-- BEGIN ENTRIES --

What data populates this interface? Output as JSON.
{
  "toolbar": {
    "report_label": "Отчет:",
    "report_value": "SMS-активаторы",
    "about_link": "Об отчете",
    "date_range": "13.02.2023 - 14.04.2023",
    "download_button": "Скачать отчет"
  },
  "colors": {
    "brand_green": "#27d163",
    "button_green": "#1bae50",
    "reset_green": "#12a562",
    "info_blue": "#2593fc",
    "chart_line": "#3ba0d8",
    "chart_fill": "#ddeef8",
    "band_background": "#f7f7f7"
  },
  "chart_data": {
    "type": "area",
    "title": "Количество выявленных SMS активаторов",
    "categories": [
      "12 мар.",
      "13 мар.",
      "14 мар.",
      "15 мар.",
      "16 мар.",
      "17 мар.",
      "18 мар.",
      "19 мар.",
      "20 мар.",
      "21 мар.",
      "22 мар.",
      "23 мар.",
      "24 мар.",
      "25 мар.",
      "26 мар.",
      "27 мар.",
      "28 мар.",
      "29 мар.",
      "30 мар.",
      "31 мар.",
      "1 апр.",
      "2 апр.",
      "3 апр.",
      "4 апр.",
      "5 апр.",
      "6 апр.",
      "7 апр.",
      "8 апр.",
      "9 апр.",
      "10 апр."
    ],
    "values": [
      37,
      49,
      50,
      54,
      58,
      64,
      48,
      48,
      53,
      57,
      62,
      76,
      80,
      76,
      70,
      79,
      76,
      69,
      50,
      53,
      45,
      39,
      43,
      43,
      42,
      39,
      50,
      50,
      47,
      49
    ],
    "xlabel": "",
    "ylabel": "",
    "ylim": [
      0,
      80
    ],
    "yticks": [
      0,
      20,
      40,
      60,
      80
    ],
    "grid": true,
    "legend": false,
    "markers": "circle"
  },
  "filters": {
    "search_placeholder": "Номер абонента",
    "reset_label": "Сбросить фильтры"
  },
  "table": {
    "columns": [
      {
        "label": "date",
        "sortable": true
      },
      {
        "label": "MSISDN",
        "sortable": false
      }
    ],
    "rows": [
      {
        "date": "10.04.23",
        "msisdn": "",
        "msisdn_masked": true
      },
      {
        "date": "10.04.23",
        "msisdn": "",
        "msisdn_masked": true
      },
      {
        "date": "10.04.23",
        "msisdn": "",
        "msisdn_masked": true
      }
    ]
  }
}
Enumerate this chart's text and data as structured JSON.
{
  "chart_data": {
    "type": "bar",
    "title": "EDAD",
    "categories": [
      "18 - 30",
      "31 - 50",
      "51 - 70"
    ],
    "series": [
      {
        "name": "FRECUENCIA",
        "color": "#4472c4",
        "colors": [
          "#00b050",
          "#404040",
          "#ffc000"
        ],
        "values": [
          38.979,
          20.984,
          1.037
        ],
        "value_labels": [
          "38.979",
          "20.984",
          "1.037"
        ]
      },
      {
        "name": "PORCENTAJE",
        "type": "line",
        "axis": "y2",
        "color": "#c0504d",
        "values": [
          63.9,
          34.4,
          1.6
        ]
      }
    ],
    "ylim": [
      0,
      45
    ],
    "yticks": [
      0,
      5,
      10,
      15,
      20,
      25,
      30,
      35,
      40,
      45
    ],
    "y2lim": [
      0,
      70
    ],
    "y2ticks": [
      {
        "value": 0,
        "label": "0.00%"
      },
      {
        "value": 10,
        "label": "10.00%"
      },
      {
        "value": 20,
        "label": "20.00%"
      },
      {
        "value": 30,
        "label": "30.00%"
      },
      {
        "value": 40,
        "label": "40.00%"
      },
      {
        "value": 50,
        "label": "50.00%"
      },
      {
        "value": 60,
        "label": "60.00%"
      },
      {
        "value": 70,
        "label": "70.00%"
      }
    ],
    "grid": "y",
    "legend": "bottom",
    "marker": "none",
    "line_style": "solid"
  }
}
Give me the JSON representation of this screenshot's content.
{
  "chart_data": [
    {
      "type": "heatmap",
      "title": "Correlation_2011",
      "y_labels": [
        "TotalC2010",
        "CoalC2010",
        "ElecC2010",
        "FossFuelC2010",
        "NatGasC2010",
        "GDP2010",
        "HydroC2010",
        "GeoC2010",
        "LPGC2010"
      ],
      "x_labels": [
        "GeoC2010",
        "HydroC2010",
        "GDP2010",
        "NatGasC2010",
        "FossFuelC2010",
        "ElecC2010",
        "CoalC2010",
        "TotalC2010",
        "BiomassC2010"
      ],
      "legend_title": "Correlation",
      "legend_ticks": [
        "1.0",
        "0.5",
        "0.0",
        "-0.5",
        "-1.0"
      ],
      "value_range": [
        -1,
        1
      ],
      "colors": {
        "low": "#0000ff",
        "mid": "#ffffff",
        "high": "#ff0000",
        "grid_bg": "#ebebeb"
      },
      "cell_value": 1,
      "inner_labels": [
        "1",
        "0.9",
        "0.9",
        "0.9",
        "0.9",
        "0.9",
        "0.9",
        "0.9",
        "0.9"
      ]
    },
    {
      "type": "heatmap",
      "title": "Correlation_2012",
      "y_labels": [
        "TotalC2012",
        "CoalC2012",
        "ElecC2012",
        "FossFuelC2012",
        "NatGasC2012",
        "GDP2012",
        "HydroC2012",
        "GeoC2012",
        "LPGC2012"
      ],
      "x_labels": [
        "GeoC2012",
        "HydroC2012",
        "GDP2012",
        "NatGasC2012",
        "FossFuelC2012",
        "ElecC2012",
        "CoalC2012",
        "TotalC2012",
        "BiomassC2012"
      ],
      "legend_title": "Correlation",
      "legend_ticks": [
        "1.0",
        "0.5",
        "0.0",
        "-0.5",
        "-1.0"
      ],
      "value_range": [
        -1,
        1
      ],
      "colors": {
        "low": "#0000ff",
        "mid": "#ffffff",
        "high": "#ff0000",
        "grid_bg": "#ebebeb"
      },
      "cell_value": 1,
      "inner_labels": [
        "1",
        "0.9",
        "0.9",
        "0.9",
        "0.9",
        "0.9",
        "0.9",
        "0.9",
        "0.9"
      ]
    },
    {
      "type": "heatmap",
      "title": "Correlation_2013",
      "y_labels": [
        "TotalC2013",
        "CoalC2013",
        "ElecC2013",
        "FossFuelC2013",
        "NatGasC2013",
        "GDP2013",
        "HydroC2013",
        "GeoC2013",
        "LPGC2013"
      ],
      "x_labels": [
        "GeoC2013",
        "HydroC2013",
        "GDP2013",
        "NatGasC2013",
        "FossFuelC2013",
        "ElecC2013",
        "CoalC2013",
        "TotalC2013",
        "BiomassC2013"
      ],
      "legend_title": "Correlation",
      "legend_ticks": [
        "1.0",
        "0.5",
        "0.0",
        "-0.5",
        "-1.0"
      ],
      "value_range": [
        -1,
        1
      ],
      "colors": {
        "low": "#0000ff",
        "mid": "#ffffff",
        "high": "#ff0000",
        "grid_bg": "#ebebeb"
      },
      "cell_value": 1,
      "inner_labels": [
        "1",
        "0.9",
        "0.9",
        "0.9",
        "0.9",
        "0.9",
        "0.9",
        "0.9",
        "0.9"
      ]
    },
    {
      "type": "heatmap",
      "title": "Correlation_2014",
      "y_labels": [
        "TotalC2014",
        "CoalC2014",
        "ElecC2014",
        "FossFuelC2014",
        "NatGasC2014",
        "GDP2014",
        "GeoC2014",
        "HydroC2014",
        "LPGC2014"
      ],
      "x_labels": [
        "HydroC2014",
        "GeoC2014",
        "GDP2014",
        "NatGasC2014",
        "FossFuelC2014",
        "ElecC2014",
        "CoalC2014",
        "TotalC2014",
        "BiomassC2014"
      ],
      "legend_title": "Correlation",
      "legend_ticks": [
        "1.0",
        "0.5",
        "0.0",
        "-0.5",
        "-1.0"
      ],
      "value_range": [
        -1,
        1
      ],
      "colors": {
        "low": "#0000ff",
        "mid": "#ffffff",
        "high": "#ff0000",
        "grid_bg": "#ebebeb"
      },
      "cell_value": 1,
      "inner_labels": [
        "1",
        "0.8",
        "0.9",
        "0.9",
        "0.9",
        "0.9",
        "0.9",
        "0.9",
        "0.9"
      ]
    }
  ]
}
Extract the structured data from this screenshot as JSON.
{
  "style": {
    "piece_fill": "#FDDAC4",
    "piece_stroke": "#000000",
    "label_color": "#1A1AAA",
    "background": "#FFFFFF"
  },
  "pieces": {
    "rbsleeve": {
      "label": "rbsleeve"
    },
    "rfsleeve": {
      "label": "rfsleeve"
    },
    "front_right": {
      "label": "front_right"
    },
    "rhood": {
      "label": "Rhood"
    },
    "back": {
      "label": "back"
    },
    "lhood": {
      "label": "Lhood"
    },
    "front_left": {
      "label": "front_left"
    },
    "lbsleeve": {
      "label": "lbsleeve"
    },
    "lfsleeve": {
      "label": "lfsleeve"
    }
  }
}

-- END ENTRIES --

> _WHAT THE TASK REQUIRES_
Emit verbatim the lines running from the one with "Extract the structured" through the last line of the data, both endpoints inclusive.

> _IN RESPONSE_
Extract the structured data from this screenshot as JSON.
{
  "style": {
    "piece_fill": "#FDDAC4",
    "piece_stroke": "#000000",
    "label_color": "#1A1AAA",
    "background": "#FFFFFF"
  },
  "pieces": {
    "rbsleeve": {
      "label": "rbsleeve"
    },
    "rfsleeve": {
      "label": "rfsleeve"
    },
    "front_right": {
      "label": "front_right"
    },
    "rhood": {
      "label": "Rhood"
    },
    "back": {
      "label": "back"
    },
    "lhood": {
      "label": "Lhood"
    },
    "front_left": {
      "label": "front_left"
    },
    "lbsleeve": {
      "label": "lbsleeve"
    },
    "lfsleeve": {
      "label": "lfsleeve"
    }
  }
}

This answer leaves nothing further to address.